TASK
Repeat the lines that follow, leaving nothing out.

PROVIDED RECORDS start

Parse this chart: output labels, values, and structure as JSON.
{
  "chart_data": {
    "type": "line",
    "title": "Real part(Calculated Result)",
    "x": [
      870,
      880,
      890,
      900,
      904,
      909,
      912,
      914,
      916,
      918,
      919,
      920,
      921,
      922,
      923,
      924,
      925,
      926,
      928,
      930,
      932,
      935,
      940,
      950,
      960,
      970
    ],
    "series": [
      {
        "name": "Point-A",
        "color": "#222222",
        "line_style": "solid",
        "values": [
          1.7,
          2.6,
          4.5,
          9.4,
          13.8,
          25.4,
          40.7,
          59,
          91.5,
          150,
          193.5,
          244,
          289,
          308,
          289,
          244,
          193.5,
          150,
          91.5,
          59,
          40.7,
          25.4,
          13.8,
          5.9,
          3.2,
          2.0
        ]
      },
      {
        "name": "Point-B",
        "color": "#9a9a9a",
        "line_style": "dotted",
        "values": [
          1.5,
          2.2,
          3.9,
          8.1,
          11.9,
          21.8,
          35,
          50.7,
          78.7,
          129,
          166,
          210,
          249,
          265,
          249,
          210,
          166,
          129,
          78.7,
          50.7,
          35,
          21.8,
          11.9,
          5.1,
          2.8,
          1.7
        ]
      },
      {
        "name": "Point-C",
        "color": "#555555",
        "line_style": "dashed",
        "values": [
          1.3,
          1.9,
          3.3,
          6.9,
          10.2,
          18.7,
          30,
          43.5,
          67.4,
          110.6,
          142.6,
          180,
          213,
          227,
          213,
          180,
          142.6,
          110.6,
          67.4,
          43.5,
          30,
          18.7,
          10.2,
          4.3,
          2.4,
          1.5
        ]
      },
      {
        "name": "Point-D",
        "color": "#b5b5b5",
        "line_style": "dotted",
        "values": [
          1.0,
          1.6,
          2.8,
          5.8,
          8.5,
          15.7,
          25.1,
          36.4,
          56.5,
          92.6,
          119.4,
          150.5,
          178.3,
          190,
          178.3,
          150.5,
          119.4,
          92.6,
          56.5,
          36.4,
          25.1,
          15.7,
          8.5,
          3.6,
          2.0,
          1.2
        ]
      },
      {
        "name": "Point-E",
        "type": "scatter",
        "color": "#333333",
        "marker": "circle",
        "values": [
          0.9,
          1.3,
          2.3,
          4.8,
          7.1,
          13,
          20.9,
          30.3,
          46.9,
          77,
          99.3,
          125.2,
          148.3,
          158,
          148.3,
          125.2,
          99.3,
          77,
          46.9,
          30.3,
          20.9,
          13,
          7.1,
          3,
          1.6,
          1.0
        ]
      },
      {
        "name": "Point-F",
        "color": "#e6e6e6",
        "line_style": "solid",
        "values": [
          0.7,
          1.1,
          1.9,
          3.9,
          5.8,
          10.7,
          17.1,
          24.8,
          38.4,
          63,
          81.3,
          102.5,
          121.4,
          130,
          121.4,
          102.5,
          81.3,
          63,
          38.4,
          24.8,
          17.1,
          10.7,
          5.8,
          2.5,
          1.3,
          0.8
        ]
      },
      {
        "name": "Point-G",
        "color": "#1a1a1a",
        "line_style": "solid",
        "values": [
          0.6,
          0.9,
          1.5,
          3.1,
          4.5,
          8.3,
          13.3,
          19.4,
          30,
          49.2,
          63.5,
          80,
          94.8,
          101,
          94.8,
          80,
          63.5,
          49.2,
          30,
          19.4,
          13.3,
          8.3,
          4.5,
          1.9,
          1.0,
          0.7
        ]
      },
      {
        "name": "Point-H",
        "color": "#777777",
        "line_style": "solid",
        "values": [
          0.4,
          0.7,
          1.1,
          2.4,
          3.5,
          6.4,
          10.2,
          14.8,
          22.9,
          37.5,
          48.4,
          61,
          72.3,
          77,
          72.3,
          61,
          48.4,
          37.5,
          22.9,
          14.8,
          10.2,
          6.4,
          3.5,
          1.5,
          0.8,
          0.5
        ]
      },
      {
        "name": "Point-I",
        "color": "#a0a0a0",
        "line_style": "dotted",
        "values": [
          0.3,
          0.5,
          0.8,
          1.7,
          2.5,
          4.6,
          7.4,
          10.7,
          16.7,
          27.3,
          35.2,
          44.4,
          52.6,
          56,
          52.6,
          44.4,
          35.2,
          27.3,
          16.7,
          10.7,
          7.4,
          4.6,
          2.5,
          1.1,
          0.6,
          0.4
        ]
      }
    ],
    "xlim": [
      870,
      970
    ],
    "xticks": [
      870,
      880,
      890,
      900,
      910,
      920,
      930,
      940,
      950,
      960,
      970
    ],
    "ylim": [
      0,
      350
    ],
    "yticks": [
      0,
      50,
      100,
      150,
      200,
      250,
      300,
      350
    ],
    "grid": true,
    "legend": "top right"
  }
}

PROVIDED RECORDS end

TASK ANSWER
Parse this chart: output labels, values, and structure as JSON.
{
  "chart_data": {
    "type": "line",
    "title": "Real part(Calculated Result)",
    "x": [
      870,
      880,
      890,
      900,
      904,
      909,
      912,
      914,
      916,
      918,
      919,
      920,
      921,
      922,
      923,
      924,
      925,
      926,
      928,
      930,
      932,
      935,
      940,
      950,
      960,
      970
    ],
    "series": [
      {
        "name": "Point-A",
        "color": "#222222",
        "line_style": "solid",
        "values": [
          1.7,
          2.6,
          4.5,
          9.4,
          13.8,
          25.4,
          40.7,
          59,
          91.5,
          150,
          193.5,
          244,
          289,
          308,
          289,
          244,
          193.5,
          150,
          91.5,
          59,
          40.7,
          25.4,
          13.8,
          5.9,
          3.2,
          2.0
        ]
      },
      {
        "name": "Point-B",
        "color": "#9a9a9a",
        "line_style": "dotted",
        "values": [
          1.5,
          2.2,
          3.9,
          8.1,
          11.9,
          21.8,
          35,
          50.7,
          78.7,
          129,
          166,
          210,
          249,
          265,
          249,
          210,
          166,
          129,
          78.7,
          50.7,
          35,
          21.8,
          11.9,
          5.1,
          2.8,
          1.7
        ]
      },
      {
        "name": "Point-C",
        "color": "#555555",
        "line_style": "dashed",
        "values": [
          1.3,
          1.9,
          3.3,
          6.9,
          10.2,
          18.7,
          30,
          43.5,
          67.4,
          110.6,
          142.6,
          180,
          213,
          227,
          213,
          180,
          142.6,
          110.6,
          67.4,
          43.5,
          30,
          18.7,
          10.2,
          4.3,
          2.4,
          1.5
        ]
      },
      {
        "name": "Point-D",
        "color": "#b5b5b5",
        "line_style": "dotted",
        "values": [
          1.0,
          1.6,
          2.8,
          5.8,
          8.5,
          15.7,
          25.1,
          36.4,
          56.5,
          92.6,
          119.4,
          150.5,
          178.3,
          190,
          178.3,
          150.5,
          119.4,
          92.6,
          56.5,
          36.4,
          25.1,
          15.7,
          8.5,
          3.6,
          2.0,
          1.2
        ]
      },
      {
        "name": "Point-E",
        "type": "scatter",
        "color": "#333333",
        "marker": "circle",
        "values": [
          0.9,
          1.3,
          2.3,
          4.8,
          7.1,
          13,
          20.9,
          30.3,
          46.9,
          77,
          99.3,
          125.2,
          148.3,
          158,
          148.3,
          125.2,
          99.3,
          77,
          46.9,
          30.3,
          20.9,
          13,
          7.1,
          3,
          1.6,
          1.0
        ]
      },
      {
        "name": "Point-F",
        "color": "#e6e6e6",
        "line_style": "solid",
        "values": [
          0.7,
          1.1,
          1.9,
          3.9,
          5.8,
          10.7,
          17.1,
          24.8,
          38.4,
          63,
          81.3,
          102.5,
          121.4,
          130,
          121.4,
          102.5,
          81.3,
          63,
          38.4,
          24.8,
          17.1,
          10.7,
          5.8,
          2.5,
          1.3,
          0.8
        ]
      },
      {
        "name": "Point-G",
        "color": "#1a1a1a",
        "line_style": "solid",
        "values": [
          0.6,
          0.9,
          1.5,
          3.1,
          4.5,
          8.3,
          13.3,
          19.4,
          30,
          49.2,
          63.5,
          80,
          94.8,
          101,
          94.8,
          80,
          63.5,
          49.2,
          30,
          19.4,
          13.3,
          8.3,
          4.5,
          1.9,
          1.0,
          0.7
        ]
      },
      {
        "name": "Point-H",
        "color": "#777777",
        "line_style": "solid",
        "values": [
          0.4,
          0.7,
          1.1,
          2.4,
          3.5,
          6.4,
          10.2,
          14.8,
          22.9,
          37.5,
          48.4,
          61,
          72.3,
          77,
          72.3,
          61,
          48.4,
          37.5,
          22.9,
          14.8,
          10.2,
          6.4,
          3.5,
          1.5,
          0.8,
          0.5
        ]
      },
      {
        "name": "Point-I",
        "color": "#a0a0a0",
        "line_style": "dotted",
        "values": [
          0.3,
          0.5,
          0.8,
          1.7,
          2.5,
          4.6,
          7.4,
          10.7,
          16.7,
          27.3,
          35.2,
          44.4,
          52.6,
          56,
          52.6,
          44.4,
          35.2,
          27.3,
          16.7,
          10.7,
          7.4,
          4.6,
          2.5,
          1.1,
          0.6,
          0.4
        ]
      }
    ],
    "xlim": [
      870,
      970
    ],
    "xticks": [
      870,
      880,
      890,
      900,
      910,
      920,
      930,
      940,
      950,
      960,
      970
    ],
    "ylim": [
      0,
      350
    ],
    "yticks": [
      0,
      50,
      100,
      150,
      200,
      250,
      300,
      350
    ],
    "grid": true,
    "legend": "top right"
  }
}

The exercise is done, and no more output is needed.